* **Work instructions**
Report how many lines below contain the word "title". Give only the number.
-- START Material for this task --
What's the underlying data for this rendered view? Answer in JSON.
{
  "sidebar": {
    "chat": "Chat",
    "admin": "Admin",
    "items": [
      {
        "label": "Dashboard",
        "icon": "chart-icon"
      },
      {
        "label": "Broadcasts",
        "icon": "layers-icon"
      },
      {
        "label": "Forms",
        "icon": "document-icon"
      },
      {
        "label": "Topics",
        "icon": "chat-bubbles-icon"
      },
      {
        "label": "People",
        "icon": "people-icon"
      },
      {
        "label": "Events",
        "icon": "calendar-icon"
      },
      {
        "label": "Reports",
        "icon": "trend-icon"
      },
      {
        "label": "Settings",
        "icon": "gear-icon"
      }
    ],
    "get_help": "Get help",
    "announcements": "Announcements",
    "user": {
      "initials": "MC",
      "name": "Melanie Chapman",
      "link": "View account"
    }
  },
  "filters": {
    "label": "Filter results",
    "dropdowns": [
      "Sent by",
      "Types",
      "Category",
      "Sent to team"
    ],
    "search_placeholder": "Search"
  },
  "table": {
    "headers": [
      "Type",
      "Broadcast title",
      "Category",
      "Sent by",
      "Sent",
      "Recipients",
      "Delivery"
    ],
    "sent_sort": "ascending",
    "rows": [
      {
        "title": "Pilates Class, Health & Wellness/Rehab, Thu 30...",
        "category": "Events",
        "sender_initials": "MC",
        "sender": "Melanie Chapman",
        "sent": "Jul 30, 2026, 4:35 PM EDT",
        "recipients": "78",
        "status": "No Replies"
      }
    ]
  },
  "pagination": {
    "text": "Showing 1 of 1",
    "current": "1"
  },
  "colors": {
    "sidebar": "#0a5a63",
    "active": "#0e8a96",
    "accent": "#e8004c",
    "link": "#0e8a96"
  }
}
-- END Material for this task --
* **Answer to this task**
2